Information provided:
==*==
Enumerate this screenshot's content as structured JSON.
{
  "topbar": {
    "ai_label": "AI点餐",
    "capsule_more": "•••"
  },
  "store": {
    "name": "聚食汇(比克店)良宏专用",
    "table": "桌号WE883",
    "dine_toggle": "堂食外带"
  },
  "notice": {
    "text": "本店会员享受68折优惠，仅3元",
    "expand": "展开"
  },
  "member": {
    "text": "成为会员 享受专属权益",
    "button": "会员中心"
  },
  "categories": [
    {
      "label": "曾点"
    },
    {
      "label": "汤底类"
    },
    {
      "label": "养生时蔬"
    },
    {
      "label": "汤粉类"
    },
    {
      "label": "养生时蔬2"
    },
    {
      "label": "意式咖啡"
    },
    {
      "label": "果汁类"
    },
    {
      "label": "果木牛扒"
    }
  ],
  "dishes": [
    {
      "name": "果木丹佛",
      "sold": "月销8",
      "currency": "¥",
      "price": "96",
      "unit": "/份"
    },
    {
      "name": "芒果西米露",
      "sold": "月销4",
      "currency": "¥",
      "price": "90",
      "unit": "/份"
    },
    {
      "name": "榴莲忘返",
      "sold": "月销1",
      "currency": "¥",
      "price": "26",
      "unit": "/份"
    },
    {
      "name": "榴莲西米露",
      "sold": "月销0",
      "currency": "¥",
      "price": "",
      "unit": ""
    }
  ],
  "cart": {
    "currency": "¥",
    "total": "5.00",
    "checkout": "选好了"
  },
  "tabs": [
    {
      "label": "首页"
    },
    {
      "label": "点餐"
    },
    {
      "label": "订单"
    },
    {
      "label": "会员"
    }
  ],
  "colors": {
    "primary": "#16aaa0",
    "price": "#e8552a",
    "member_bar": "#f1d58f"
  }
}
==*==
Short task:
Send back every record, precisely as written.

Result of this task:
Enumerate this screenshot's content as structured JSON.
{
  "topbar": {
    "ai_label": "AI点餐",
    "capsule_more": "•••"
  },
  "store": {
    "name": "聚食汇(比克店)良宏专用",
    "table": "桌号WE883",
    "dine_toggle": "堂食外带"
  },
  "notice": {
    "text": "本店会员享受68折优惠，仅3元",
    "expand": "展开"
  },
  "member": {
    "text": "成为会员 享受专属权益",
    "button": "会员中心"
  },
  "categories": [
    {
      "label": "曾点"
    },
    {
      "label": "汤底类"
    },
    {
      "label": "养生时蔬"
    },
    {
      "label": "汤粉类"
    },
    {
      "label": "养生时蔬2"
    },
    {
      "label": "意式咖啡"
    },
    {
      "label": "果汁类"
    },
    {
      "label": "果木牛扒"
    }
  ],
  "dishes": [
    {
      "name": "果木丹佛",
      "sold": "月销8",
      "currency": "¥",
      "price": "96",
      "unit": "/份"
    },
    {
      "name": "芒果西米露",
      "sold": "月销4",
      "currency": "¥",
      "price": "90",
      "unit": "/份"
    },
    {
      "name": "榴莲忘返",
      "sold": "月销1",
      "currency": "¥",
      "price": "26",
      "unit": "/份"
    },
    {
      "name": "榴莲西米露",
      "sold": "月销0",
      "currency": "¥",
      "price": "",
      "unit": ""
    }
  ],
  "cart": {
    "currency": "¥",
    "total": "5.00",
    "checkout": "选好了"
  },
  "tabs": [
    {
      "label": "首页"
    },
    {
      "label": "点餐"
    },
    {
      "label": "订单"
    },
    {
      "label": "会员"
    }
  ],
  "colors": {
    "primary": "#16aaa0",
    "price": "#e8552a",
    "member_bar": "#f1d58f"
  }
}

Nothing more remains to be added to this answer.